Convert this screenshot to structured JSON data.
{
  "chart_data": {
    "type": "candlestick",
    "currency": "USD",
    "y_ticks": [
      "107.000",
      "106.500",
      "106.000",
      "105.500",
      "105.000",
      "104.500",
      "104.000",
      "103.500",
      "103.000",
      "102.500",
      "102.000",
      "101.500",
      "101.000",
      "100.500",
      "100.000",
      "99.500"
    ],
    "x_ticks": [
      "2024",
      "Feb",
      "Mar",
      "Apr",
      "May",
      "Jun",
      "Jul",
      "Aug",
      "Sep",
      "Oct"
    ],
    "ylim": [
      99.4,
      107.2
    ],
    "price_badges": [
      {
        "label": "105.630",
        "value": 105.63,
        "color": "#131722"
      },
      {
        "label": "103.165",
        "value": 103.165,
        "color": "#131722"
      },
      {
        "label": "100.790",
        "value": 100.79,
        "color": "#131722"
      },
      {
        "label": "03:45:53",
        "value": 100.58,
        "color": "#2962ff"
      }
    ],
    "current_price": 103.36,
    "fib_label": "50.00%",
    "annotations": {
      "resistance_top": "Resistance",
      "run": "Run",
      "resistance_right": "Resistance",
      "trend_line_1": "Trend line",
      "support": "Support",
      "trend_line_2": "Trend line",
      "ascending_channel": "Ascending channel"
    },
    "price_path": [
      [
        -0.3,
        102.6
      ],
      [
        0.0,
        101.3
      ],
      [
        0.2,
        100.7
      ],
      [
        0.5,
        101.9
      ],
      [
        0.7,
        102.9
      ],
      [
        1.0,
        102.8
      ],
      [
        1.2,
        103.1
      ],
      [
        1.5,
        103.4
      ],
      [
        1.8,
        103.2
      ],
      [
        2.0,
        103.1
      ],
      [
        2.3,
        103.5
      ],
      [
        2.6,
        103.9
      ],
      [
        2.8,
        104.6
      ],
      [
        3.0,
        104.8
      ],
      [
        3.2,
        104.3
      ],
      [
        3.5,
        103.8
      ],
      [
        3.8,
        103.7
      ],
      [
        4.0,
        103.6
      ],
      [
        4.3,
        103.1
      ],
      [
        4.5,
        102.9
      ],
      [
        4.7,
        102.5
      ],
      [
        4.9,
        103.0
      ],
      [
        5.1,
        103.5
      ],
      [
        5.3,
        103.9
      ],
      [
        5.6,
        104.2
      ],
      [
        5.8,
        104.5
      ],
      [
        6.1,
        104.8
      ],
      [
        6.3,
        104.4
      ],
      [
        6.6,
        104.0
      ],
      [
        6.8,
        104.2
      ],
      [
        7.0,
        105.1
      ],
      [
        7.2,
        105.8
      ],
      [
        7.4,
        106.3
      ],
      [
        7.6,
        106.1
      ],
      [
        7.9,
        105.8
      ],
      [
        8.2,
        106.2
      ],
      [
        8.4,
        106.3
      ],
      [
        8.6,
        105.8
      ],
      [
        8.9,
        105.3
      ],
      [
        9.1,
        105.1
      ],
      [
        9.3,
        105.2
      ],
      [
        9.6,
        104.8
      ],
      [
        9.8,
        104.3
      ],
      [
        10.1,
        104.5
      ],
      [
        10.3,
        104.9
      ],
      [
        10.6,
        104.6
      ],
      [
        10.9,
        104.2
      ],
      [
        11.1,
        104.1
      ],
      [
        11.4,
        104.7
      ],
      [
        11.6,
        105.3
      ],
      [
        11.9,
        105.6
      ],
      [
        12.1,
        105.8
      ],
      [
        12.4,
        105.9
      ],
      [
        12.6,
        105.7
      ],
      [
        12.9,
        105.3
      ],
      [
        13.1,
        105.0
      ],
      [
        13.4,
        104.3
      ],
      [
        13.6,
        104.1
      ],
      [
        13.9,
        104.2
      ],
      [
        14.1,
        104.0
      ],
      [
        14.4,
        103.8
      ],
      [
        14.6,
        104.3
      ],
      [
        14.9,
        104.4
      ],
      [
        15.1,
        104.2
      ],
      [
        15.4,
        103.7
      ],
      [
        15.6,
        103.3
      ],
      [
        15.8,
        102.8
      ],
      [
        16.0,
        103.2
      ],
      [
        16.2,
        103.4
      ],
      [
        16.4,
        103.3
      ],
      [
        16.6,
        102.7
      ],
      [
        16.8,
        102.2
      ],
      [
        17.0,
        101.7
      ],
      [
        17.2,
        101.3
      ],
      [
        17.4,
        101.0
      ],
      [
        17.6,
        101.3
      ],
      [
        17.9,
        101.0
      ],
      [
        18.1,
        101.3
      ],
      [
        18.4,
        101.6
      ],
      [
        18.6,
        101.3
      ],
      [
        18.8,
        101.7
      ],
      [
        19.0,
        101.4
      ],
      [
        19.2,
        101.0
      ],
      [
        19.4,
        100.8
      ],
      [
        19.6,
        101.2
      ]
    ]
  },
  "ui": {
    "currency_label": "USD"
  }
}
+ + + + +
Please repeat the listing exactly, with nothing left out.

Full response
Convert this screenshot to structured JSON data.
{
  "chart_data": {
    "type": "candlestick",
    "currency": "USD",
    "y_ticks": [
      "107.000",
      "106.500",
      "106.000",
      "105.500",
      "105.000",
      "104.500",
      "104.000",
      "103.500",
      "103.000",
      "102.500",
      "102.000",
      "101.500",
      "101.000",
      "100.500",
      "100.000",
      "99.500"
    ],
    "x_ticks": [
      "2024",
      "Feb",
      "Mar",
      "Apr",
      "May",
      "Jun",
      "Jul",
      "Aug",
      "Sep",
      "Oct"
    ],
    "ylim": [
      99.4,
      107.2
    ],
    "price_badges": [
      {
        "label": "105.630",
        "value": 105.63,
        "color": "#131722"
      },
      {
        "label": "103.165",
        "value": 103.165,
        "color": "#131722"
      },
      {
        "label": "100.790",
        "value": 100.79,
        "color": "#131722"
      },
      {
        "label": "03:45:53",
        "value": 100.58,
        "color": "#2962ff"
      }
    ],
    "current_price": 103.36,
    "fib_label": "50.00%",
    "annotations": {
      "resistance_top": "Resistance",
      "run": "Run",
      "resistance_right": "Resistance",
      "trend_line_1": "Trend line",
      "support": "Support",
      "trend_line_2": "Trend line",
      "ascending_channel": "Ascending channel"
    },
    "price_path": [
      [
        -0.3,
        102.6
      ],
      [
        0.0,
        101.3
      ],
      [
        0.2,
        100.7
      ],
      [
        0.5,
        101.9
      ],
      [
        0.7,
        102.9
      ],
      [
        1.0,
        102.8
      ],
      [
        1.2,
        103.1
      ],
      [
        1.5,
        103.4
      ],
      [
        1.8,
        103.2
      ],
      [
        2.0,
        103.1
      ],
      [
        2.3,
        103.5
      ],
      [
        2.6,
        103.9
      ],
      [
        2.8,
        104.6
      ],
      [
        3.0,
        104.8
      ],
      [
        3.2,
        104.3
      ],
      [
        3.5,
        103.8
      ],
      [
        3.8,
        103.7
      ],
      [
        4.0,
        103.6
      ],
      [
        4.3,
        103.1
      ],
      [
        4.5,
        102.9
      ],
      [
        4.7,
        102.5
      ],
      [
        4.9,
        103.0
      ],
      [
        5.1,
        103.5
      ],
      [
        5.3,
        103.9
      ],
      [
        5.6,
        104.2
      ],
      [
        5.8,
        104.5
      ],
      [
        6.1,
        104.8
      ],
      [
        6.3,
        104.4
      ],
      [
        6.6,
        104.0
      ],
      [
        6.8,
        104.2
      ],
      [
        7.0,
        105.1
      ],
      [
        7.2,
        105.8
      ],
      [
        7.4,
        106.3
      ],
      [
        7.6,
        106.1
      ],
      [
        7.9,
        105.8
      ],
      [
        8.2,
        106.2
      ],
      [
        8.4,
        106.3
      ],
      [
        8.6,
        105.8
      ],
      [
        8.9,
        105.3
      ],
      [
        9.1,
        105.1
      ],
      [
        9.3,
        105.2
      ],
      [
        9.6,
        104.8
      ],
      [
        9.8,
        104.3
      ],
      [
        10.1,
        104.5
      ],
      [
        10.3,
        104.9
      ],
      [
        10.6,
        104.6
      ],
      [
        10.9,
        104.2
      ],
      [
        11.1,
        104.1
      ],
      [
        11.4,
        104.7
      ],
      [
        11.6,
        105.3
      ],
      [
        11.9,
        105.6
      ],
      [
        12.1,
        105.8
      ],
      [
        12.4,
        105.9
      ],
      [
        12.6,
        105.7
      ],
      [
        12.9,
        105.3
      ],
      [
        13.1,
        105.0
      ],
      [
        13.4,
        104.3
      ],
      [
        13.6,
        104.1
      ],
      [
        13.9,
        104.2
      ],
      [
        14.1,
        104.0
      ],
      [
        14.4,
        103.8
      ],
      [
        14.6,
        104.3
      ],
      [
        14.9,
        104.4
      ],
      [
        15.1,
        104.2
      ],
      [
        15.4,
        103.7
      ],
      [
        15.6,
        103.3
      ],
      [
        15.8,
        102.8
      ],
      [
        16.0,
        103.2
      ],
      [
        16.2,
        103.4
      ],
      [
        16.4,
        103.3
      ],
      [
        16.6,
        102.7
      ],
      [
        16.8,
        102.2
      ],
      [
        17.0,
        101.7
      ],
      [
        17.2,
        101.3
      ],
      [
        17.4,
        101.0
      ],
      [
        17.6,
        101.3
      ],
      [
        17.9,
        101.0
      ],
      [
        18.1,
        101.3
      ],
      [
        18.4,
        101.6
      ],
      [
        18.6,
        101.3
      ],
      [
        18.8,
        101.7
      ],
      [
        19.0,
        101.4
      ],
      [
        19.2,
        101.0
      ],
      [
        19.4,
        100.8
      ],
      [
        19.6,
        101.2
      ]
    ]
  },
  "ui": {
    "currency_label": "USD"
  }
}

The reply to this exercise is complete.